- Ваша задача
Перечислите все признаки, которые текст о гении и прозревателе называет у человека, которого нужно подключить к жизни прозревателя, чтобы прозрения дошли до людей.

- Текст страницы
Гений желает стать чудотворцем, удовлетворен, являя чудо; в том числе и чудо художественного внушения.
Прозревание основано на достаточно высоком уровне духовного сознания истинности и искренности, достигаемого ко времени выхода на свободный путь жизни и соответствующим образом направленного. Гениальность основана на уникальных способностях, которые могут проявляться в юности.
Гений и прозреватель смотрят в разных лучах и в разные стороны. Что видно прозревателю, то не видно гению.
Гений прозревателю больше мешает, чем помогает. Ужиться прозревателю и гению в одном человеке трудно, а то и невозможно. От своего гения прозревателя заносит в сторону, в творческую разработку, в умозрение и художество. Гений непременно постарается обыграть прозрение так, что оно, быть может, и восхитит людей, но и загримирует истину прозрения.
В отличие от гения, прозреватель не вдохновляется тем, что ему назначено, поскольку большую часть жизни не знает, куда направить свою силу прозревания, что, собственно, ему назначено прозреть и стремится угадать это.
На свободном пути прозревателя нет стадий. Новая и высшая стадия – это новое прозрение, корректирующее все предыдущие его прозрения. Прозреватель всегда в росте свободного сознания, изменяющий результаты прежней его работы. Последующие прозрения при достаточном удалении от прежних прозрений корежат ранние, во всяком случае, представляют их в ином виде. С каждым новым прозрением прежние прозрения становятся несовершенными.
Процесс работы прозревателя не соответствует установкам восприятия текста человеком. По этим установкам ему либо должно быть дано стройное здание учения, либо канонически заданные изречения, имеющие сакральный статус, на основании интерпретации которых человек пытается выстроить стройное учение.
Беседовать с прозревателем сложно потому, что как только читатель вникнет в одно утверждение прозревателя, так ему предлагается другое, в чем-то отменяющее прежде усвоенное. Движении мысли прозревателя основано на фундаментальных мировоззренческих положениях, но в нем нет фундамента построения мысли, нет фундаментальных построений, неизменных от прозрению к прозрению.
Внедряться в другие души прозреватель не умеет. Бомбу прозрений, который прозреватель сбрасывает на человека, не имеет взрывателя. Человек должен иметь взрыватель в себе, иначе она не взорвется в нем. В этом сложность предъявления работы прозревателя людям.
Для цельности и стройности изложения учения прозревателю нужно было бы начать с конца, с последних прозрений. Но работа обрывается с его смертью несовершенной и противоречивой. И потому изложение учения может идти только пластами; причем в начале могут быть освещены вовсе не корневые пласты ее.
Читая эту книгу, читателю надо знать особенности построения ее. Перед автором стоит неисполнимая задача – выстроить в линейный повествовательный ряд явления, которые можно видеть только в объеме многих других понятий, вводимых в дальнейших разделах книги. Задача эта отчасти разрешима с помощью ряда отдельных друг за другом следующих чтениях, от нулевого чтения, где понятия обозначаются в самом общем понимании, и последующих, где они раз за разом уясняются и расширяются с помощью вновь введенных представлений.
Мне приходится строить изложение по тому, как рождалось учение. Каждое последующее чтение более основательно, чем предыдущее.
* * *
Прозреватель всегда охотник и только охотник, он плохой повар, не умеет донести свои прозрения до людей. Для того, чтобы прозрения прозревателя дошли до людей, необходимо подключение к его жизни другого человека Не обязательно современника), имеющий взрыватель в себе, обладающего высокими творческими возможностями, вдохновляющийся сам и вдохновляющий других прозрением прозревателя.
У прозревателя и того, кто подключен к нему, один и тот же стиль творческой духовной жизни, но ударения сознания выставлены различно. Ударение сознания творческой духовной жизни серафической личности прозревателя установлено высшей душе, а у подключенного к нему высокотворческого человека в филической душе на творчестве ее.

- Выдержки из данных

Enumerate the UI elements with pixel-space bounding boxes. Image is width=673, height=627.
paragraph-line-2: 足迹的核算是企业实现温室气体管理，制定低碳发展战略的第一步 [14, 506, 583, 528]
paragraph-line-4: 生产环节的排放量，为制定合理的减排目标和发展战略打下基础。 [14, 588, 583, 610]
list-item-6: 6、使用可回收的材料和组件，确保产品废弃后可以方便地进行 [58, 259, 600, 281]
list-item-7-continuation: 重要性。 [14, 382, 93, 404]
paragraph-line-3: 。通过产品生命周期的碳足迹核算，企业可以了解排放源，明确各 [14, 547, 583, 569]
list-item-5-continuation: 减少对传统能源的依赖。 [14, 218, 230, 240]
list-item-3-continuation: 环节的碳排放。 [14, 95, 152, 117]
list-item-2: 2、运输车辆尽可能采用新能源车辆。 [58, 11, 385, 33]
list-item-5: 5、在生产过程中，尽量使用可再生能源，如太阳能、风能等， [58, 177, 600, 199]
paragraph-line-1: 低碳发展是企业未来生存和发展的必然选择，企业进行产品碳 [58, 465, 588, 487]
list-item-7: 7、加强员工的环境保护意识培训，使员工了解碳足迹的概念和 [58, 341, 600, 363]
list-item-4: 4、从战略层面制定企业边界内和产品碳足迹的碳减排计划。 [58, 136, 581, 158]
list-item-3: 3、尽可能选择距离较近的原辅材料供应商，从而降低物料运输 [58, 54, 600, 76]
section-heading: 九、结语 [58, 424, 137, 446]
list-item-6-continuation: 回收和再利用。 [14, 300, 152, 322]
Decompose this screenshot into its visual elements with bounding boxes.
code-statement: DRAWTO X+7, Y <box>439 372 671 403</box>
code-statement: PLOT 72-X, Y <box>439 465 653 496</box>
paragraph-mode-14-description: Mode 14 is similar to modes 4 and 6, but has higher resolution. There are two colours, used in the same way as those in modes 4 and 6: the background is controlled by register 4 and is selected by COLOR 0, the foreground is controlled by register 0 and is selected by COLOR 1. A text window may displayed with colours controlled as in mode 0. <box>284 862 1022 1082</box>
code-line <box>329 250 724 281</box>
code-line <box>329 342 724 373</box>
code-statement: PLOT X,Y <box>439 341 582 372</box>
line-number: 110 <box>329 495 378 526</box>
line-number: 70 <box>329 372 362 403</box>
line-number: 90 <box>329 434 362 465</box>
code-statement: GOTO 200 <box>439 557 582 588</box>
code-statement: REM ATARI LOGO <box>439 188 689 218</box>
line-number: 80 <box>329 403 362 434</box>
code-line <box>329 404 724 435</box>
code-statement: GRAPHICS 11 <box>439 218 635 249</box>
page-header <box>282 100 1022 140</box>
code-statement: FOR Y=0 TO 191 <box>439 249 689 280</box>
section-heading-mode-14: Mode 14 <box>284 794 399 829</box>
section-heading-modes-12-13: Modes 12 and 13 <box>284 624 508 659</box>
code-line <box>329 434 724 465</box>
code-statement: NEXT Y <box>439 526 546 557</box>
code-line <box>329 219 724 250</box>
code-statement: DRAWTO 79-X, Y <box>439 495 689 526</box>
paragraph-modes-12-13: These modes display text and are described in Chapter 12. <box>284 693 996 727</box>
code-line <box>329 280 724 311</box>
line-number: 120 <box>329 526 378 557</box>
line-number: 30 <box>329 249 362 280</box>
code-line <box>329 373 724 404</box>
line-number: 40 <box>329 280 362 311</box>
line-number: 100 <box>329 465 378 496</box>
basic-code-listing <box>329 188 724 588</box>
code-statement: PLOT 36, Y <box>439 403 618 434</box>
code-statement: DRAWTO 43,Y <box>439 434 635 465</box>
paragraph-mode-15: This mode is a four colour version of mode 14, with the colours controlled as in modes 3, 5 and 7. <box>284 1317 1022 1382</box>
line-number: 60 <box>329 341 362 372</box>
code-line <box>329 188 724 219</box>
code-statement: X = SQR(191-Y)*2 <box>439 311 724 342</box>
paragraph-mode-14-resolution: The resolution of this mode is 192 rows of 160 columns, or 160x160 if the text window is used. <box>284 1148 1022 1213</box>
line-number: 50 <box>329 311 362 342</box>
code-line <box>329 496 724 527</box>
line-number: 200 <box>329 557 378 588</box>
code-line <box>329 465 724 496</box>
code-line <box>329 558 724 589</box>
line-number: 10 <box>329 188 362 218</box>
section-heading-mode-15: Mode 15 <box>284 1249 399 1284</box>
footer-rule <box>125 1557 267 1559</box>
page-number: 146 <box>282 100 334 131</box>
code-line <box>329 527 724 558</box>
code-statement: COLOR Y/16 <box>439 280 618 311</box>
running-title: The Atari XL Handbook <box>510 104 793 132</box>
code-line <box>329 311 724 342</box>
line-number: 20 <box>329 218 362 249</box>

- Ответ к заданию
- имеет взрыватель в себе;
- обладает высокими творческими возможностями;
- сам вдохновляется прозрением прозревателя;
- вдохновляет других прозрением прозревателя.